### What this task involves
Below are the records. List every line holding the word "structured".

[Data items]
########

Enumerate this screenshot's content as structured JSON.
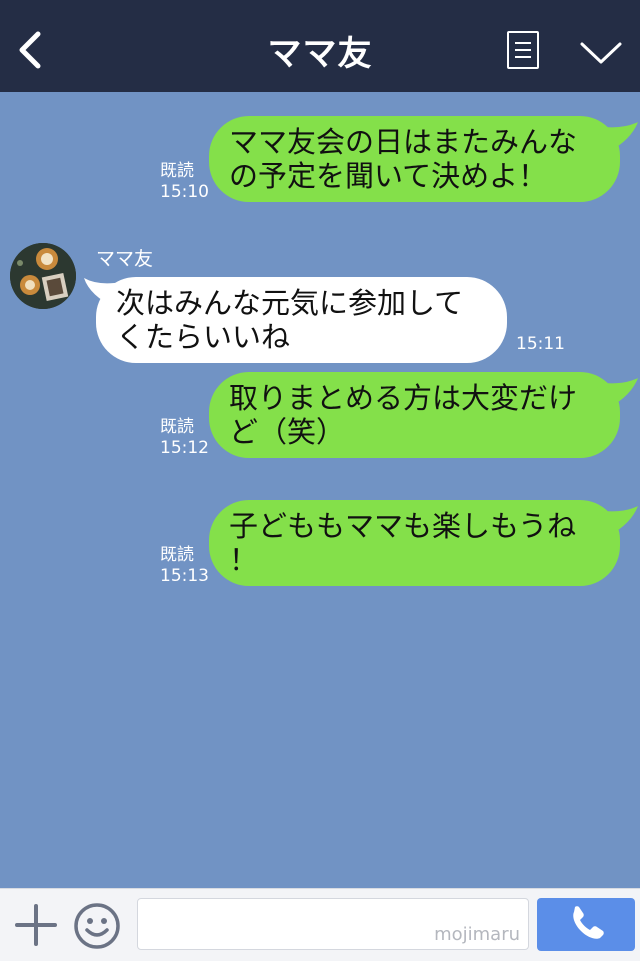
{
  "header": {
    "title": "ママ友"
  },
  "messages": [
    {
      "type": "sent",
      "lines": [
        "ママ友会の日はまたみんな",
        "の予定を聞いて決めよ！"
      ],
      "read": "既読",
      "time": "15:10"
    },
    {
      "type": "received",
      "sender": "ママ友",
      "lines": [
        "次はみんな元気に参加して",
        "くたらいいね"
      ],
      "time": "15:11"
    },
    {
      "type": "sent",
      "lines": [
        "取りまとめる方は大変だけ",
        "ど（笑）"
      ],
      "read": "既読",
      "time": "15:12"
    },
    {
      "type": "sent",
      "lines": [
        "子どももママも楽しもうね",
        "！"
      ],
      "read": "既読",
      "time": "15:13"
    }
  ],
  "input": {
    "value": "",
    "watermark": "mojimaru"
  },
  "colors": {
    "header_bg": "#242d45",
    "chat_bg": "#7193c4",
    "sent_bubble": "#84e04a",
    "received_bubble": "#ffffff",
    "call_button": "#5b8ee8"
  },
  "icons": [
    "back-arrow-icon",
    "menu-list-icon",
    "chevron-down-icon",
    "plus-icon",
    "emoji-icon",
    "phone-icon"
  ]
}
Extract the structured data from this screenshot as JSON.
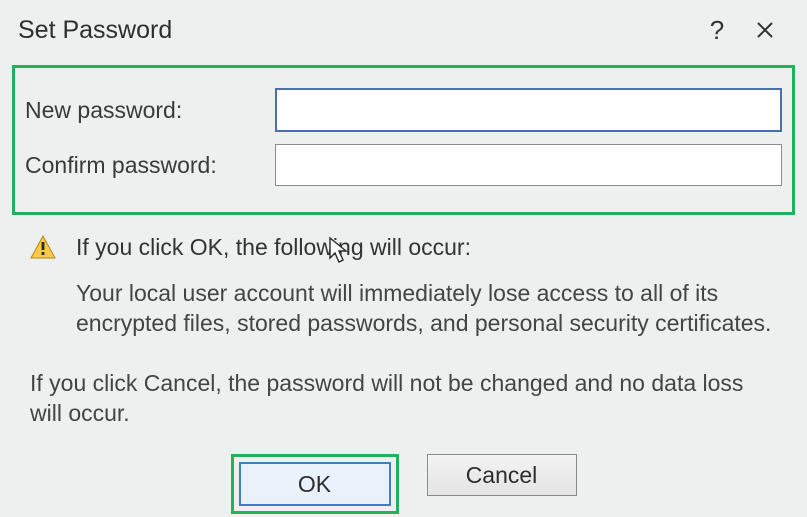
{
  "dialog": {
    "title": "Set Password",
    "help_symbol": "?",
    "new_password_label": "New password:",
    "new_password_value": "",
    "confirm_password_label": "Confirm password:",
    "confirm_password_value": "",
    "warning_heading": "If you click OK, the following will occur:",
    "warning_body": "Your local user account will immediately lose access to all of its encrypted files, stored passwords, and personal security certificates.",
    "cancel_note": "If you click Cancel, the password will not be changed and no data loss will occur.",
    "ok_label": "OK",
    "cancel_label": "Cancel"
  }
}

########

### Solved problem
Enumerate this screenshot's content as structured JSON.
Extract the structured data from this screenshot as JSON.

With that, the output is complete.